*WHAT THE TASK ASKS*. Take the line containing "What's the underlying" and every line after it to the end of the records, and copy them exactly, leaving out pictures.

##### DATA SUPPLIED

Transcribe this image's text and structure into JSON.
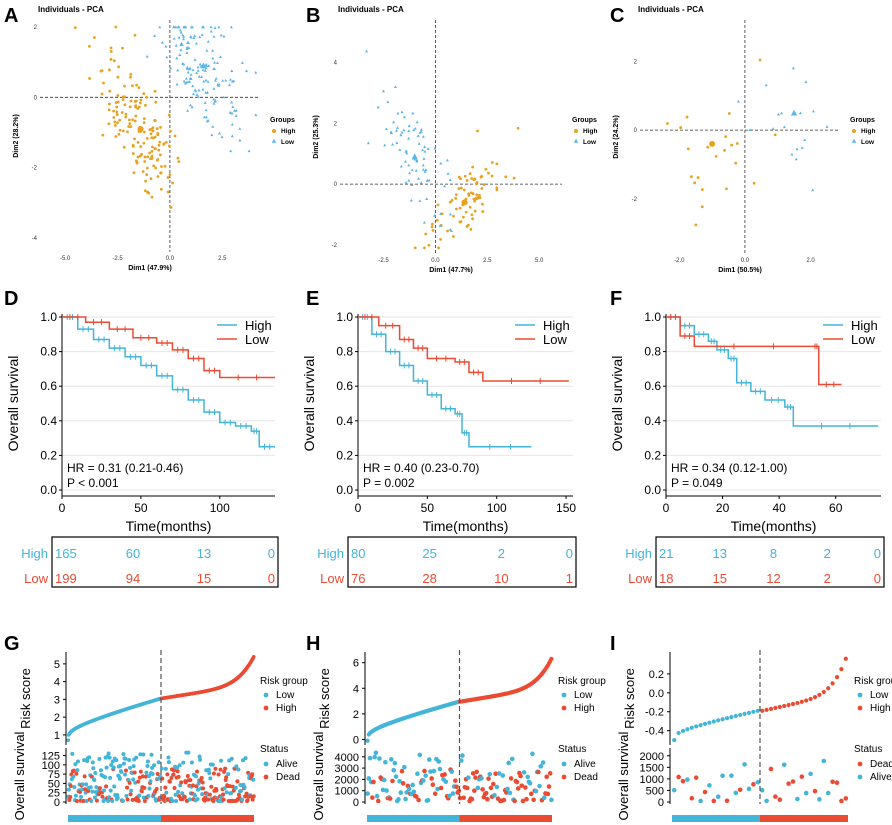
{
  "colors": {
    "high": "#EB4B32",
    "low": "#43B5D8",
    "pca_high": "#E8A21F",
    "pca_low": "#5BB5E5",
    "grid": "#E6E6E6",
    "dash": "#555555"
  },
  "pca": [
    {
      "panel": "A",
      "title": "Individuals - PCA",
      "xlabel": "Dim1 (47.9%)",
      "ylabel": "Dim2 (28.2%)",
      "xticks": [
        -5.0,
        -2.5,
        0.0,
        2.5
      ],
      "yticks": [
        2,
        0,
        -2,
        -4
      ],
      "xlim": [
        -6.2,
        4.3
      ],
      "ylim": [
        -4.4,
        2.2
      ],
      "legend_title": "Groups",
      "legend": [
        "High",
        "Low"
      ],
      "groups": [
        {
          "name": "High",
          "n": 160,
          "center": [
            -1.4,
            -0.9
          ],
          "cov": [
            [
              1.0,
              -0.75
            ],
            [
              -0.75,
              1.15
            ]
          ]
        },
        {
          "name": "Low",
          "n": 160,
          "center": [
            1.6,
            0.9
          ],
          "cov": [
            [
              0.9,
              -0.45
            ],
            [
              -0.45,
              0.85
            ]
          ]
        }
      ]
    },
    {
      "panel": "B",
      "title": "Individuals - PCA",
      "xlabel": "Dim1 (47.7%)",
      "ylabel": "Dim2 (25.3%)",
      "xticks": [
        -2.5,
        0.0,
        2.5,
        5.0
      ],
      "yticks": [
        4,
        2,
        0,
        -2
      ],
      "xlim": [
        -4.6,
        6.1
      ],
      "ylim": [
        -2.3,
        5.4
      ],
      "legend_title": "Groups",
      "legend": [
        "High",
        "Low"
      ],
      "groups": [
        {
          "name": "High",
          "n": 80,
          "center": [
            1.4,
            -0.6
          ],
          "cov": [
            [
              0.8,
              0.42
            ],
            [
              0.42,
              0.55
            ]
          ]
        },
        {
          "name": "Low",
          "n": 80,
          "center": [
            -1.0,
            0.9
          ],
          "cov": [
            [
              0.7,
              -0.6
            ],
            [
              -0.6,
              1.3
            ]
          ]
        }
      ]
    },
    {
      "panel": "C",
      "title": "Individuals - PCA",
      "xlabel": "Dim1 (50.5%)",
      "ylabel": "Dim2 (24.2%)",
      "xticks": [
        -2,
        0,
        2
      ],
      "yticks": [
        2,
        0,
        -2
      ],
      "xlim": [
        -3.2,
        2.9
      ],
      "ylim": [
        -3.6,
        3.2
      ],
      "legend_title": "Groups",
      "legend": [
        "High",
        "Low"
      ],
      "groups": [
        {
          "name": "High",
          "n": 22,
          "center": [
            -1.0,
            -0.4
          ],
          "cov": [
            [
              0.9,
              -0.15
            ],
            [
              -0.15,
              0.75
            ]
          ]
        },
        {
          "name": "Low",
          "n": 18,
          "center": [
            1.5,
            0.5
          ],
          "cov": [
            [
              0.35,
              0.05
            ],
            [
              0.05,
              1.2
            ]
          ]
        }
      ]
    }
  ],
  "km": [
    {
      "panel": "D",
      "ylabel": "Overall survival",
      "xlabel": "Time(months)",
      "xticks": [
        0,
        50,
        100
      ],
      "xmax": 135,
      "yticks": [
        "0.0",
        "0.2",
        "0.4",
        "0.6",
        "0.8",
        "1.0"
      ],
      "legend": [
        "High",
        "Low"
      ],
      "hr": "HR = 0.31 (0.21-0.46)",
      "p": "P < 0.001",
      "high": [
        [
          0,
          1.0
        ],
        [
          10,
          0.93
        ],
        [
          20,
          0.87
        ],
        [
          30,
          0.82
        ],
        [
          40,
          0.77
        ],
        [
          50,
          0.72
        ],
        [
          60,
          0.66
        ],
        [
          70,
          0.58
        ],
        [
          80,
          0.52
        ],
        [
          90,
          0.45
        ],
        [
          100,
          0.39
        ],
        [
          110,
          0.37
        ],
        [
          120,
          0.34
        ],
        [
          125,
          0.25
        ],
        [
          135,
          0.25
        ]
      ],
      "low": [
        [
          0,
          1.0
        ],
        [
          15,
          0.97
        ],
        [
          30,
          0.93
        ],
        [
          45,
          0.88
        ],
        [
          60,
          0.85
        ],
        [
          70,
          0.81
        ],
        [
          80,
          0.76
        ],
        [
          90,
          0.69
        ],
        [
          100,
          0.65
        ],
        [
          135,
          0.65
        ]
      ],
      "risk_table": {
        "rows": [
          "High",
          "Low"
        ],
        "high": [
          "165",
          "60",
          "13",
          "0"
        ],
        "low": [
          "199",
          "94",
          "15",
          "0"
        ]
      }
    },
    {
      "panel": "E",
      "ylabel": "Overall survival",
      "xlabel": "Time(months)",
      "xticks": [
        0,
        50,
        100,
        150
      ],
      "xmax": 155,
      "yticks": [
        "0.0",
        "0.2",
        "0.4",
        "0.6",
        "0.8",
        "1.0"
      ],
      "legend": [
        "High",
        "Low"
      ],
      "hr": "HR = 0.40 (0.23-0.70)",
      "p": "P = 0.002",
      "high": [
        [
          0,
          1.0
        ],
        [
          10,
          0.9
        ],
        [
          20,
          0.8
        ],
        [
          30,
          0.72
        ],
        [
          40,
          0.63
        ],
        [
          50,
          0.55
        ],
        [
          60,
          0.47
        ],
        [
          70,
          0.44
        ],
        [
          75,
          0.33
        ],
        [
          80,
          0.25
        ],
        [
          125,
          0.25
        ]
      ],
      "low": [
        [
          0,
          1.0
        ],
        [
          15,
          0.95
        ],
        [
          30,
          0.87
        ],
        [
          40,
          0.82
        ],
        [
          50,
          0.76
        ],
        [
          70,
          0.74
        ],
        [
          80,
          0.68
        ],
        [
          90,
          0.63
        ],
        [
          152,
          0.63
        ]
      ],
      "risk_table": {
        "rows": [
          "High",
          "Low"
        ],
        "high": [
          "80",
          "25",
          "2",
          "0"
        ],
        "low": [
          "76",
          "28",
          "10",
          "1"
        ]
      }
    },
    {
      "panel": "F",
      "ylabel": "Overall survival",
      "xlabel": "Time(months)",
      "xticks": [
        0,
        20,
        40,
        60
      ],
      "xmax": 76,
      "yticks": [
        "0.0",
        "0.2",
        "0.4",
        "0.6",
        "0.8",
        "1.0"
      ],
      "legend": [
        "High",
        "Low"
      ],
      "hr": "HR = 0.34 (0.12-1.00)",
      "p": "P = 0.049",
      "high": [
        [
          0,
          1.0
        ],
        [
          5,
          0.95
        ],
        [
          10,
          0.9
        ],
        [
          15,
          0.86
        ],
        [
          18,
          0.81
        ],
        [
          22,
          0.76
        ],
        [
          25,
          0.62
        ],
        [
          30,
          0.57
        ],
        [
          35,
          0.52
        ],
        [
          42,
          0.48
        ],
        [
          45,
          0.37
        ],
        [
          75,
          0.37
        ]
      ],
      "low": [
        [
          0,
          1.0
        ],
        [
          5,
          0.89
        ],
        [
          10,
          0.83
        ],
        [
          52,
          0.83
        ],
        [
          54,
          0.61
        ],
        [
          62,
          0.61
        ]
      ],
      "risk_table": {
        "rows": [
          "High",
          "Low"
        ],
        "high": [
          "21",
          "13",
          "8",
          "2",
          "0"
        ],
        "low": [
          "18",
          "15",
          "12",
          "2",
          "0"
        ]
      }
    }
  ],
  "risk": [
    {
      "panel": "G",
      "n_low": 182,
      "n_high": 182,
      "score_ylabel": "Risk score",
      "score_yticks": [
        1,
        2,
        3,
        4,
        5
      ],
      "score_ylim": [
        0.6,
        5.5
      ],
      "score_curve": {
        "start": 0.7,
        "low_end": 3.05,
        "high_end": 5.4
      },
      "legend1_title": "Risk group",
      "legend1": [
        "Low",
        "High"
      ],
      "surv_ylabel": "Overall survival",
      "surv_yticks": [
        0,
        25,
        50,
        75,
        100,
        125
      ],
      "surv_ymax": 140,
      "legend2_title": "Status",
      "legend2": [
        "Alive",
        "Dead"
      ]
    },
    {
      "panel": "H",
      "n_low": 78,
      "n_high": 78,
      "score_ylabel": "Risk score",
      "score_yticks": [
        0,
        2,
        4,
        6
      ],
      "score_ylim": [
        -0.2,
        6.6
      ],
      "score_curve": {
        "start": -0.1,
        "low_end": 2.95,
        "high_end": 6.3
      },
      "legend1_title": "Risk group",
      "legend1": [
        "Low",
        "High"
      ],
      "surv_ylabel": "Overall survival",
      "surv_yticks": [
        0,
        1000,
        2000,
        3000,
        4000
      ],
      "surv_ymax": 4600,
      "legend2_title": "Status",
      "legend2": [
        "Alive",
        "Dead"
      ]
    },
    {
      "panel": "I",
      "n_low": 20,
      "n_high": 20,
      "score_ylabel": "Risk score",
      "score_yticks": [
        -0.4,
        -0.2,
        0.0,
        0.2
      ],
      "score_ylim": [
        -0.52,
        0.4
      ],
      "score_curve": {
        "start": -0.5,
        "low_end": -0.19,
        "high_end": 0.36
      },
      "legend1_title": "Risk group",
      "legend1": [
        "Low",
        "High"
      ],
      "surv_ylabel": "Overall survival",
      "surv_yticks": [
        0,
        500,
        1000,
        1500,
        2000
      ],
      "surv_ymax": 2250,
      "legend2_title": "Status",
      "legend2": [
        "Dead",
        "Alive"
      ]
    }
  ],
  "chart_data": [
    {
      "type": "scatter",
      "panel": "A",
      "title": "Individuals - PCA",
      "xlabel": "Dim1 (47.9%)",
      "ylabel": "Dim2 (28.2%)",
      "series": [
        "High",
        "Low"
      ]
    },
    {
      "type": "scatter",
      "panel": "B",
      "title": "Individuals - PCA",
      "xlabel": "Dim1 (47.7%)",
      "ylabel": "Dim2 (25.3%)",
      "series": [
        "High",
        "Low"
      ]
    },
    {
      "type": "scatter",
      "panel": "C",
      "title": "Individuals - PCA",
      "xlabel": "Dim1 (50.5%)",
      "ylabel": "Dim2 (24.2%)",
      "series": [
        "High",
        "Low"
      ]
    },
    {
      "type": "line",
      "panel": "D",
      "xlabel": "Time(months)",
      "ylabel": "Overall survival",
      "series": [
        "High",
        "Low"
      ],
      "annotation": "HR = 0.31 (0.21-0.46), P < 0.001"
    },
    {
      "type": "line",
      "panel": "E",
      "xlabel": "Time(months)",
      "ylabel": "Overall survival",
      "series": [
        "High",
        "Low"
      ],
      "annotation": "HR = 0.40 (0.23-0.70), P = 0.002"
    },
    {
      "type": "line",
      "panel": "F",
      "xlabel": "Time(months)",
      "ylabel": "Overall survival",
      "series": [
        "High",
        "Low"
      ],
      "annotation": "HR = 0.34 (0.12-1.00), P = 0.049"
    },
    {
      "type": "scatter",
      "panel": "G",
      "ylabel": [
        "Risk score",
        "Overall survival"
      ],
      "series": [
        "Low",
        "High",
        "Alive",
        "Dead"
      ]
    },
    {
      "type": "scatter",
      "panel": "H",
      "ylabel": [
        "Risk score",
        "Overall survival"
      ],
      "series": [
        "Low",
        "High",
        "Alive",
        "Dead"
      ]
    },
    {
      "type": "scatter",
      "panel": "I",
      "ylabel": [
        "Risk score",
        "Overall survival"
      ],
      "series": [
        "Low",
        "High",
        "Dead",
        "Alive"
      ]
    }
  ]
}
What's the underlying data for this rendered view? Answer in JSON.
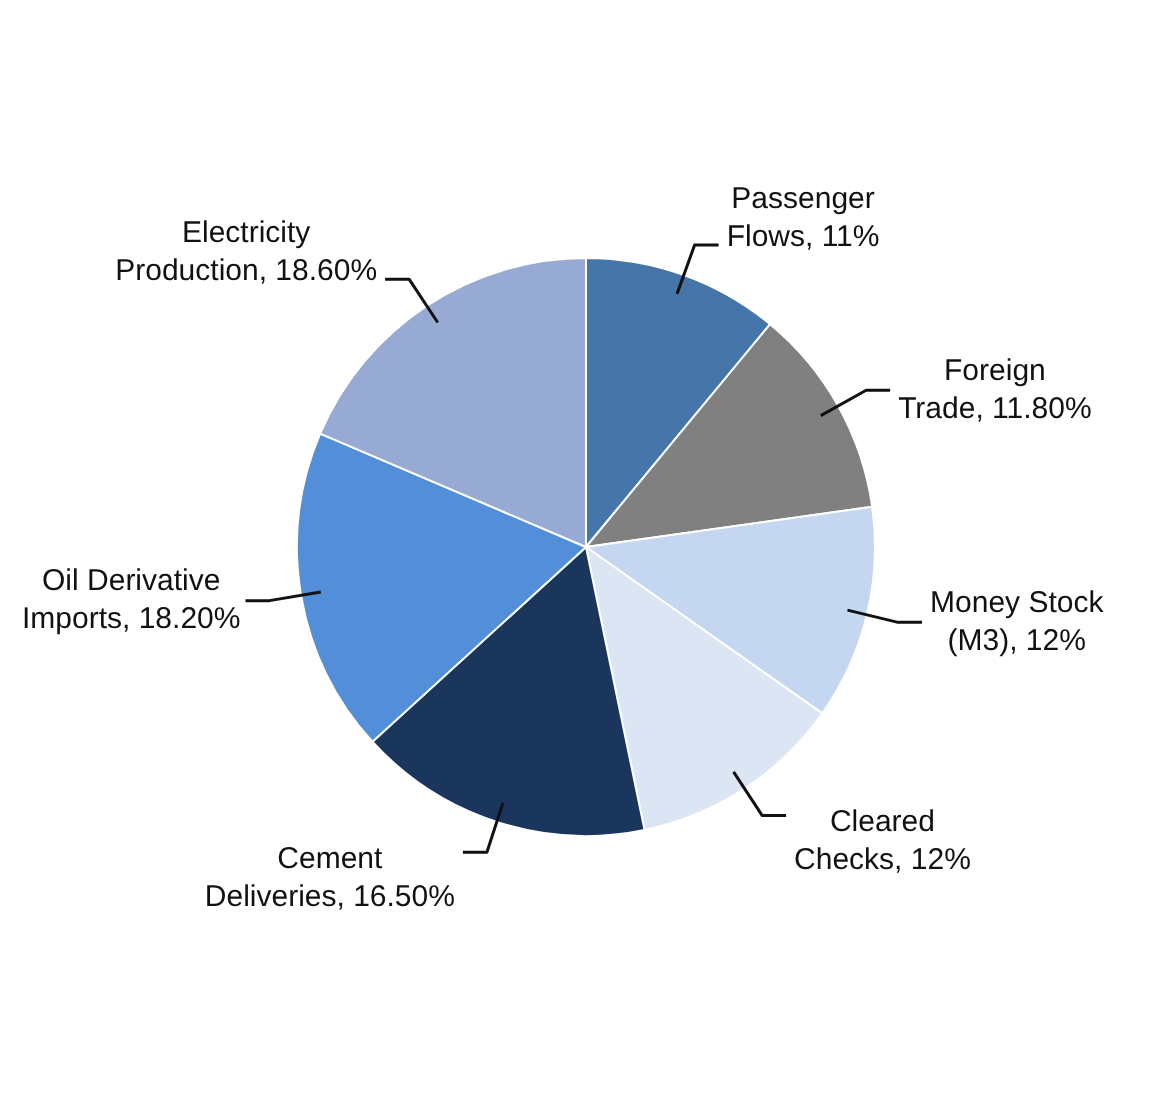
{
  "chart_data": {
    "type": "pie",
    "categories": [
      "Passenger Flows",
      "Foreign Trade",
      "Money Stock (M3)",
      "Cleared Checks",
      "Cement Deliveries",
      "Oil Derivative Imports",
      "Electricity Production"
    ],
    "values": [
      11,
      11.8,
      12,
      12,
      16.5,
      18.2,
      18.6
    ],
    "value_labels": [
      "11%",
      "11.80%",
      "12%",
      "12%",
      "16.50%",
      "18.20%",
      "18.60%"
    ],
    "colors": [
      "#4675aa",
      "#808080",
      "#c5d7f0",
      "#dce5f3",
      "#1b365d",
      "#538fd8",
      "#96aad4"
    ],
    "legend": false
  }
}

##########

*RESPONSE TO THE TASK*.
What's the underlying data for this rendered view? Answer in JSON.
{
  "chart_data": {
    "type": "pie",
    "categories": [
      "Passenger Flows",
      "Foreign Trade",
      "Money Stock (M3)",
      "Cleared Checks",
      "Cement Deliveries",
      "Oil Derivative Imports",
      "Electricity Production"
    ],
    "values": [
      11,
      11.8,
      12,
      12,
      16.5,
      18.2,
      18.6
    ],
    "value_labels": [
      "11%",
      "11.80%",
      "12%",
      "12%",
      "16.50%",
      "18.20%",
      "18.60%"
    ],
    "colors": [
      "#4675aa",
      "#808080",
      "#c5d7f0",
      "#dce5f3",
      "#1b365d",
      "#538fd8",
      "#96aad4"
    ],
    "legend": false
  }
}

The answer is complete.